Begin MATERIAL FOR THIS TASK

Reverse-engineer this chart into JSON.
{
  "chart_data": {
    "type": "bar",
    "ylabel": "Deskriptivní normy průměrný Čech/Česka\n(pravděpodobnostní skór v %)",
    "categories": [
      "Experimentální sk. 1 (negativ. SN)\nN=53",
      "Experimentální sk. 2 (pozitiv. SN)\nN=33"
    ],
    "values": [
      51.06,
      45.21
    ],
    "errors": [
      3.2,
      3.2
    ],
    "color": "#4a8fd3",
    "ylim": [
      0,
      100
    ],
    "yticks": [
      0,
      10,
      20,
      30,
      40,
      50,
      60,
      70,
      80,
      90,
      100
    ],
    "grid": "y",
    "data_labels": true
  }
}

End MATERIAL FOR THIS TASK

[STATED GOAL] Transcribe all of the lines in the records precisely.

[WRITTEN SOLUTION]
Reverse-engineer this chart into JSON.
{
  "chart_data": {
    "type": "bar",
    "ylabel": "Deskriptivní normy průměrný Čech/Česka\n(pravděpodobnostní skór v %)",
    "categories": [
      "Experimentální sk. 1 (negativ. SN)\nN=53",
      "Experimentální sk. 2 (pozitiv. SN)\nN=33"
    ],
    "values": [
      51.06,
      45.21
    ],
    "errors": [
      3.2,
      3.2
    ],
    "color": "#4a8fd3",
    "ylim": [
      0,
      100
    ],
    "yticks": [
      0,
      10,
      20,
      30,
      40,
      50,
      60,
      70,
      80,
      90,
      100
    ],
    "grid": "y",
    "data_labels": true
  }
}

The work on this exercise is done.